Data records
━━━━

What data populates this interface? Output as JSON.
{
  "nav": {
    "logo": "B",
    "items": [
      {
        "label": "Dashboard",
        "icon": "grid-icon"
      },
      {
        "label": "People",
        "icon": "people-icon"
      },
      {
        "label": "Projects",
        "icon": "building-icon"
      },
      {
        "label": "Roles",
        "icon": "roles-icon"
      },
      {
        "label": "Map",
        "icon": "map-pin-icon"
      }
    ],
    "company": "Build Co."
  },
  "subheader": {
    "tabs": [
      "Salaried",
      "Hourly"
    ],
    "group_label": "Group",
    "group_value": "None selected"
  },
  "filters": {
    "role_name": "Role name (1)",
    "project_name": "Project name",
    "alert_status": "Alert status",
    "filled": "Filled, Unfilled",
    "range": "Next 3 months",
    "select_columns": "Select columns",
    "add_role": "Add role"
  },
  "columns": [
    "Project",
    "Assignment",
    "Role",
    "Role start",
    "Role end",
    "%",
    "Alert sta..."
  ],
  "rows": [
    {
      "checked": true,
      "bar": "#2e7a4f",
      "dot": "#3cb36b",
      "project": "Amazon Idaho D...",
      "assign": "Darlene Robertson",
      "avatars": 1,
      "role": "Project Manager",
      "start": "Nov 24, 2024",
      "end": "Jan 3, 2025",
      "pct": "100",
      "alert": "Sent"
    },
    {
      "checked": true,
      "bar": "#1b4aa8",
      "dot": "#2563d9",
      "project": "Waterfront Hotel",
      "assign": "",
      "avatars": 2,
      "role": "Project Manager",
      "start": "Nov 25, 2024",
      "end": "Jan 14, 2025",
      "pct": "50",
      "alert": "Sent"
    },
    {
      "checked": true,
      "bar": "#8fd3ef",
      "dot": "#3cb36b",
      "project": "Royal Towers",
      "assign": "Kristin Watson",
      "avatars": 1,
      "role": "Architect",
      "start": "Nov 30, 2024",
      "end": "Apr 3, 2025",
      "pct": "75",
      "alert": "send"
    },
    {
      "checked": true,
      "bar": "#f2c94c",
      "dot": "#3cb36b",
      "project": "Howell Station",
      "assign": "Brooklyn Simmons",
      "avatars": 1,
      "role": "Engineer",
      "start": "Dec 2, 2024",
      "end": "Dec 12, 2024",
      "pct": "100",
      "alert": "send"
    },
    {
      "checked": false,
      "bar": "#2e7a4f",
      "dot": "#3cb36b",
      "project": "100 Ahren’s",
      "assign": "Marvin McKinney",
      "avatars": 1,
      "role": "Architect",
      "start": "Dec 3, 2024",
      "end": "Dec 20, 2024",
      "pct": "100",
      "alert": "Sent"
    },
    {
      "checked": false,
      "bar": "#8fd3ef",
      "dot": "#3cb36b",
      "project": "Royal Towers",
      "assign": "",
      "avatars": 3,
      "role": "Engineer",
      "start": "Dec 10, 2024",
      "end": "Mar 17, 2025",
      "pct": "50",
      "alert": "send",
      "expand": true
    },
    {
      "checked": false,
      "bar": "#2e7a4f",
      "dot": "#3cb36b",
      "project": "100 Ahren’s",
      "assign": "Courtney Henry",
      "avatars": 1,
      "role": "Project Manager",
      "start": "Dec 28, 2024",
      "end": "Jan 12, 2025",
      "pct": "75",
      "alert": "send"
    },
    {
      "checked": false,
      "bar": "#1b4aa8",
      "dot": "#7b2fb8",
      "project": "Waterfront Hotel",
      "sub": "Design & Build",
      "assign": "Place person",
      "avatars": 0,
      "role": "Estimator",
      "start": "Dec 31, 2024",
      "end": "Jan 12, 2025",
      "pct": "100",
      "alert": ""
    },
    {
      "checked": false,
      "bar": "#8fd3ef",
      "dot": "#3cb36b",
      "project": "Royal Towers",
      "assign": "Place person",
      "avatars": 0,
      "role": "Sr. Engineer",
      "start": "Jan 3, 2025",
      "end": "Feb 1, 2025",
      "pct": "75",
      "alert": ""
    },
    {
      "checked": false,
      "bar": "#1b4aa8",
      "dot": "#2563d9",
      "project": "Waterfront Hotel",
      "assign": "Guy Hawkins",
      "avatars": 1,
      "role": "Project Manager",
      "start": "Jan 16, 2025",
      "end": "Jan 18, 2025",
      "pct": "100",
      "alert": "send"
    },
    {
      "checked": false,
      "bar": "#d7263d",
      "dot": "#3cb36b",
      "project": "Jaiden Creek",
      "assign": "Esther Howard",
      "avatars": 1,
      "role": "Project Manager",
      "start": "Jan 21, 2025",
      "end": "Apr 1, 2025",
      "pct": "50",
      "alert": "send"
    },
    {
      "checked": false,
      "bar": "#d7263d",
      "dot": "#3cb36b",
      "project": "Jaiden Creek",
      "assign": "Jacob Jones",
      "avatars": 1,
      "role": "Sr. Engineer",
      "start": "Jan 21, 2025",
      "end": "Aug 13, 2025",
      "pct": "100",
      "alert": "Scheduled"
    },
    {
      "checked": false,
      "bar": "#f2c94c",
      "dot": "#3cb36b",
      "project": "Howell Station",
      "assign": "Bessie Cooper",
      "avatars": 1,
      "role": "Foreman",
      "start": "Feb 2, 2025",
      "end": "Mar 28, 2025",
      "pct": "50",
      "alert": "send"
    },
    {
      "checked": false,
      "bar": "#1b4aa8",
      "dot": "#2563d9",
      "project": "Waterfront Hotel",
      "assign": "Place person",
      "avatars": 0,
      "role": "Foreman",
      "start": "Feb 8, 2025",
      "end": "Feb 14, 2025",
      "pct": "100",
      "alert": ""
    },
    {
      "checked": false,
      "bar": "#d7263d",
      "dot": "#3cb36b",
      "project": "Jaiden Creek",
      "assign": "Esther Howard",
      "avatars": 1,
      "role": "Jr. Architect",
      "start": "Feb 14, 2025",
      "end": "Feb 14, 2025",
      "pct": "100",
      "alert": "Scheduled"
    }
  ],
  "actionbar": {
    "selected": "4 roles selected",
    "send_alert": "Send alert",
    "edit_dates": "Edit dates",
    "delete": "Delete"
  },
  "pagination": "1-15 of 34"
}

━━━━

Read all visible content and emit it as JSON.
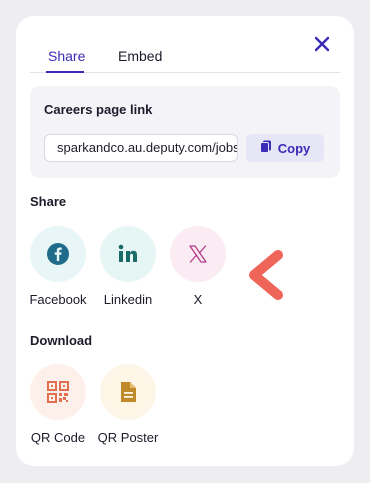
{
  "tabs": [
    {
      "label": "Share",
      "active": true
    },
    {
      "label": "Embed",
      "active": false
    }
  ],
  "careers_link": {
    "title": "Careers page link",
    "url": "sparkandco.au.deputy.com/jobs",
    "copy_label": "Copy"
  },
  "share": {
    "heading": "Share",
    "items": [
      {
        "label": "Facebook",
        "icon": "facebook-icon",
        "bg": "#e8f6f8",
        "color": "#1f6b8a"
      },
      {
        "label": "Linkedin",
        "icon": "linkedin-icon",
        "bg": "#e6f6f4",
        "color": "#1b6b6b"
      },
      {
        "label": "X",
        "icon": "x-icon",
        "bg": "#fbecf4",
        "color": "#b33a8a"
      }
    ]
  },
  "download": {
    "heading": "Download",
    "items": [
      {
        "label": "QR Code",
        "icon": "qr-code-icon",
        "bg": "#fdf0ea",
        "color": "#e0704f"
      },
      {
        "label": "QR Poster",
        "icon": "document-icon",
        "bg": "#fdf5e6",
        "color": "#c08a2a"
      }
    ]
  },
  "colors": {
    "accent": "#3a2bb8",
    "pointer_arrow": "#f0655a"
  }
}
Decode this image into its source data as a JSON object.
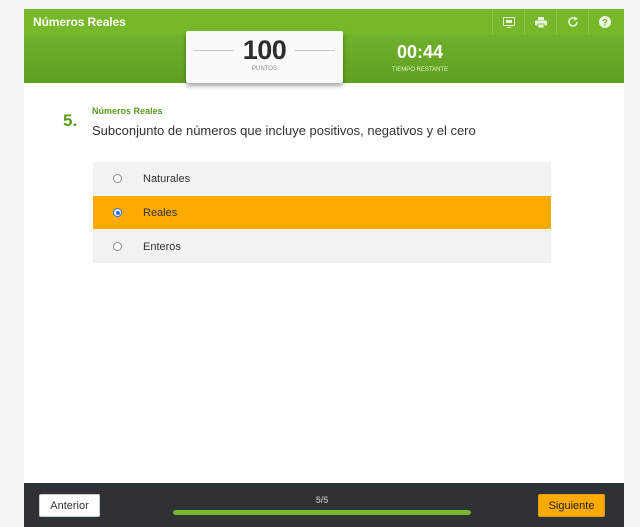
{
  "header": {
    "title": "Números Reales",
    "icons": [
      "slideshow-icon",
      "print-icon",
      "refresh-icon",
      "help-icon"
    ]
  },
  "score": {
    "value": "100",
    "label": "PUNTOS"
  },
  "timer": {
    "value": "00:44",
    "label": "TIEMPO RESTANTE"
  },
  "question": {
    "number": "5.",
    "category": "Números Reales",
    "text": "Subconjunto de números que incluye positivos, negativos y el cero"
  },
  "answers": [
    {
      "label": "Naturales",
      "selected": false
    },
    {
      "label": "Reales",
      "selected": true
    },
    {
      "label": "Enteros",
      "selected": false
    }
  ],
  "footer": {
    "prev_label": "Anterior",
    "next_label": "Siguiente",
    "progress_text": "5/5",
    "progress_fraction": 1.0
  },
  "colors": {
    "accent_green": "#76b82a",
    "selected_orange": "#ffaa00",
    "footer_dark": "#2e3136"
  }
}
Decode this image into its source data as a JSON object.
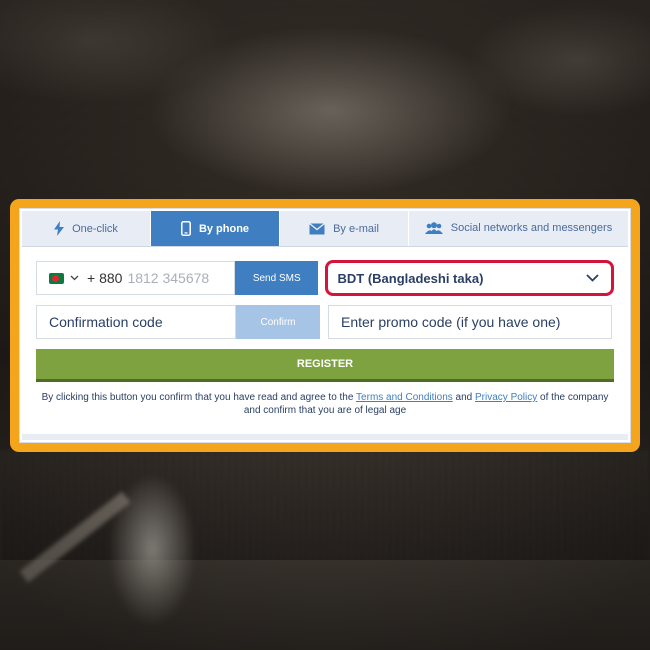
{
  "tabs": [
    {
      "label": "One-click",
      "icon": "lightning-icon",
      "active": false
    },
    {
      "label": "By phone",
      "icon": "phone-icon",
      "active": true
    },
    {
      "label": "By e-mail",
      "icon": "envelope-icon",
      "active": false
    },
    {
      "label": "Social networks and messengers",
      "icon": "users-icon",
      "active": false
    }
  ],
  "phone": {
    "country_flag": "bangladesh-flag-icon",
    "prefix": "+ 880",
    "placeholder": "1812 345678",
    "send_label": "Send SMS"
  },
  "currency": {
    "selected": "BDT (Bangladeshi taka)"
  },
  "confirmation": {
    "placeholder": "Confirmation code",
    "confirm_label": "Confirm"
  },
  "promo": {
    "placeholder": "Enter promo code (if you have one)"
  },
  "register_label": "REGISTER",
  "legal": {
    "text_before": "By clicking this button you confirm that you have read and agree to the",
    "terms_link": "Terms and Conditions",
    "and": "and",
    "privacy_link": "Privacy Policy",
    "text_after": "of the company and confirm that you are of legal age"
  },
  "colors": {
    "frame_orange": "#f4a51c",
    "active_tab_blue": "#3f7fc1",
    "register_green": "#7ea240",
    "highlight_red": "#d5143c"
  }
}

━━━━

## Directions for this task
Extract from the data every line where "columns" shows up.

## Task answer
    "select_columns": "Select columns",
  "columns": [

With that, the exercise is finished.